Element box annotations:
-- Start --
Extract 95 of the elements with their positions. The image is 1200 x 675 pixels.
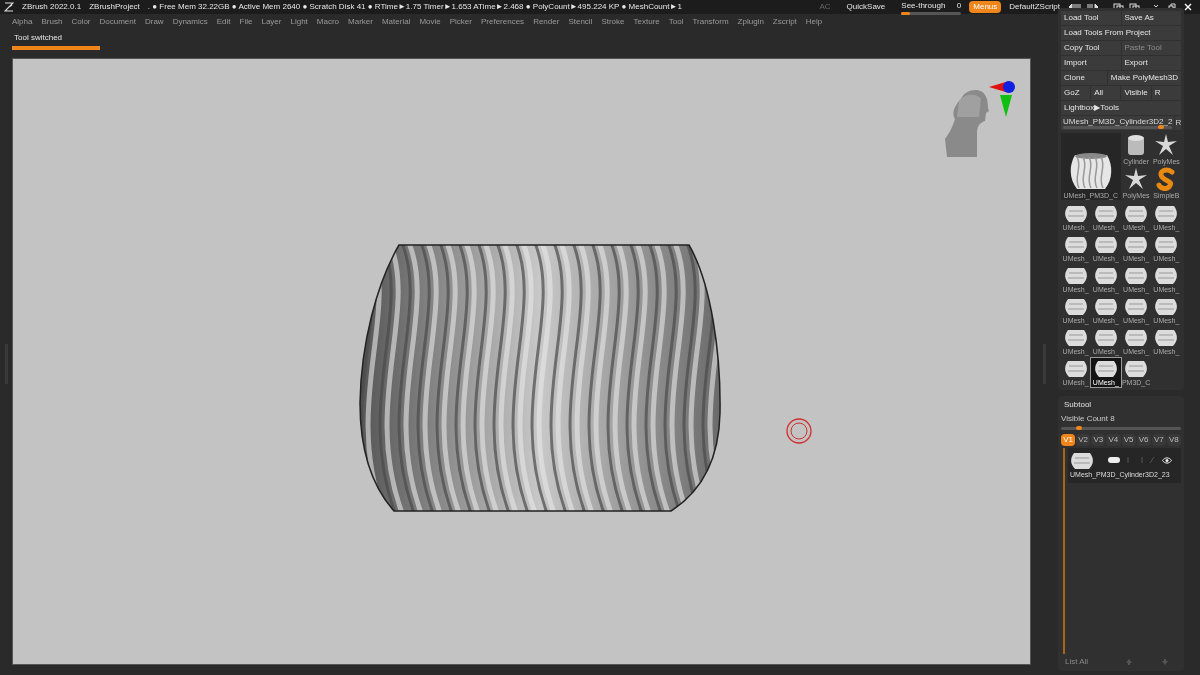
mesh-thumbnail-icon — [1124, 327, 1149, 347]
mesh-thumbnail-icon — [1063, 203, 1088, 223]
see-through-slider[interactable] — [901, 11, 962, 15]
arrow-down-icon[interactable] — [1161, 658, 1169, 666]
tool-button[interactable]: All — [1091, 86, 1121, 100]
mesh-thumbnail-icon — [1093, 234, 1118, 254]
menu-item[interactable]: Alpha — [12, 16, 33, 28]
mesh-thumbnail-icon — [1124, 296, 1149, 316]
tool-button[interactable]: Copy Tool — [1061, 41, 1121, 55]
visible-count-slider[interactable] — [1061, 427, 1181, 430]
mesh-thumbnail-icon — [1093, 327, 1118, 347]
menu-item[interactable]: Draw — [144, 16, 164, 28]
project-name: ZBrushProject — [89, 1, 140, 13]
quicksave-button[interactable]: QuickSave — [846, 1, 886, 13]
mesh-thumbnail-icon — [1063, 234, 1088, 254]
brush-cursor-icon — [785, 417, 813, 445]
mesh-thumbnail-icon — [1154, 203, 1179, 223]
mesh-thumbnail-icon — [1093, 358, 1118, 378]
eye-icon[interactable] — [1162, 456, 1172, 464]
menu-item[interactable]: Light — [290, 16, 308, 28]
tool-button[interactable]: Load Tool — [1061, 11, 1121, 25]
mesh-thumbnail-icon — [1063, 265, 1088, 285]
app-logo-icon — [4, 2, 14, 12]
tool-button[interactable]: Export — [1121, 56, 1181, 70]
mesh-thumbnail-icon — [1124, 358, 1149, 378]
menu-item[interactable]: Material — [381, 16, 411, 28]
menu-item[interactable]: Help — [805, 16, 823, 28]
menu-item[interactable]: Transform — [692, 16, 729, 28]
tool-button[interactable]: Import — [1061, 56, 1121, 70]
restore-icon[interactable] — [1168, 3, 1176, 11]
close-icon[interactable] — [1184, 3, 1192, 11]
version-tab[interactable]: V8 — [1166, 434, 1181, 446]
ac-label[interactable]: AC — [819, 1, 831, 13]
menu-item[interactable]: Layer — [261, 16, 282, 28]
version-tab[interactable]: V7 — [1151, 434, 1166, 446]
mesh-thumbnail-icon — [1124, 234, 1149, 254]
mesh-thumbnail-icon — [1063, 327, 1088, 347]
tool-button[interactable]: Load Tools From Project — [1061, 26, 1181, 40]
menu-item[interactable]: Tool — [668, 16, 684, 28]
mesh-thumbnail-icon — [1093, 203, 1118, 223]
version-tab[interactable]: V2 — [1076, 434, 1091, 446]
menu-item[interactable]: Document — [99, 16, 136, 28]
menu-item[interactable]: Stroke — [601, 16, 625, 28]
menu-item[interactable]: Macro — [316, 16, 340, 28]
menu-item[interactable]: File — [239, 16, 253, 28]
version-tab[interactable]: V3 — [1091, 434, 1106, 446]
menu-item[interactable]: Zscript — [772, 16, 797, 28]
mesh-thumbnail-icon — [1154, 327, 1179, 347]
menu-item[interactable]: Picker — [449, 16, 472, 28]
notice-text: Tool switched — [13, 32, 64, 44]
menu-item[interactable]: Brush — [41, 16, 63, 28]
refresh-button[interactable]: R — [1175, 116, 1182, 130]
tool-button[interactable]: Visible — [1121, 86, 1151, 100]
see-through-label: See-through — [901, 0, 946, 12]
mesh-thumbnail-icon — [1154, 265, 1179, 285]
mesh-thumbnail-icon — [1063, 358, 1088, 378]
tool-button[interactable]: Save As — [1121, 11, 1181, 25]
mesh-thumbnail-icon — [1124, 265, 1149, 285]
version-tab[interactable]: V5 — [1121, 434, 1136, 446]
menu-item[interactable]: Stencil — [568, 16, 593, 28]
menu-item[interactable]: Marker — [348, 16, 373, 28]
arrow-up-icon[interactable] — [1125, 658, 1133, 666]
version-tab[interactable]: V4 — [1106, 434, 1121, 446]
tool-button[interactable]: R — [1151, 86, 1181, 100]
current-tool-name: UMesh_PM3D_Cylinder3D2_2 — [1063, 117, 1173, 126]
menu-item[interactable]: Color — [71, 16, 91, 28]
app-title: ZBrush 2022.0.1 — [22, 1, 82, 13]
mesh-thumbnail-icon — [1063, 296, 1088, 316]
zscript-name: DefaultZScript — [1009, 1, 1060, 13]
mesh-thumbnail-icon — [1154, 234, 1179, 254]
visible-count-label: Visible Count 8 — [1061, 413, 1116, 425]
version-tab[interactable]: V6 — [1136, 434, 1151, 446]
menu-item[interactable]: Edit — [216, 16, 231, 28]
subtool-title: Subtool — [1063, 399, 1093, 411]
see-through-value: 0 — [956, 0, 962, 12]
subtool-scrollbar[interactable] — [1063, 448, 1065, 654]
mesh-thumbnail-icon — [1154, 296, 1179, 316]
viewport-canvas[interactable] — [12, 58, 1031, 665]
tool-button[interactable]: GoZ — [1061, 86, 1091, 100]
mesh-thumbnail-icon — [1093, 265, 1118, 285]
menu-item[interactable]: Preferences — [481, 16, 525, 28]
menu-item[interactable]: Movie — [419, 16, 441, 28]
menu-item[interactable]: Render — [533, 16, 560, 28]
menu-item[interactable]: Texture — [633, 16, 660, 28]
menu-item[interactable]: Dynamics — [172, 16, 208, 28]
mesh-thumbnail-icon — [1124, 203, 1149, 223]
memory-stats: . ● Free Mem 32.22GB ● Active Mem 2640 ● Scratch Disk 41 ● RTime►1.75 Timer►1.653 ATime►2.468 ● PolyCount►495.224 KP ● MeshCount►1 — [147, 1, 682, 13]
mesh-thumbnail-icon — [1093, 296, 1118, 316]
star-icon — [1124, 167, 1149, 191]
star-icon — [1154, 133, 1179, 157]
menu-item[interactable]: Zplugin — [737, 16, 764, 28]
tool-button[interactable]: Make PolyMesh3D — [1107, 71, 1181, 85]
mesh-thumbnail-icon — [1070, 450, 1094, 470]
tool-button[interactable]: Clone — [1061, 71, 1107, 85]
tool-button[interactable]: Lightbox▶Tools — [1061, 101, 1181, 115]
-- End --
SET EXERCISE |
Change "mesh-thumbnail-icon" to "mesh-preview-icon" in the lines from the one containing "mesh-thumbnail-icon — [1124, 327, 1149, 347]" through the one containing "mesh-thumbnail-icon — [1093, 234, 1118, 254]", leaving everything else unchanged, and reproduce only those lines.

TASK RESULT |
mesh-preview-icon — [1124, 327, 1149, 347]
mesh-preview-icon — [1063, 203, 1088, 223]
see-through-slider[interactable] — [901, 11, 962, 15]
arrow-down-icon[interactable] — [1161, 658, 1169, 666]
tool-button[interactable]: All — [1091, 86, 1121, 100]
mesh-preview-icon — [1093, 234, 1118, 254]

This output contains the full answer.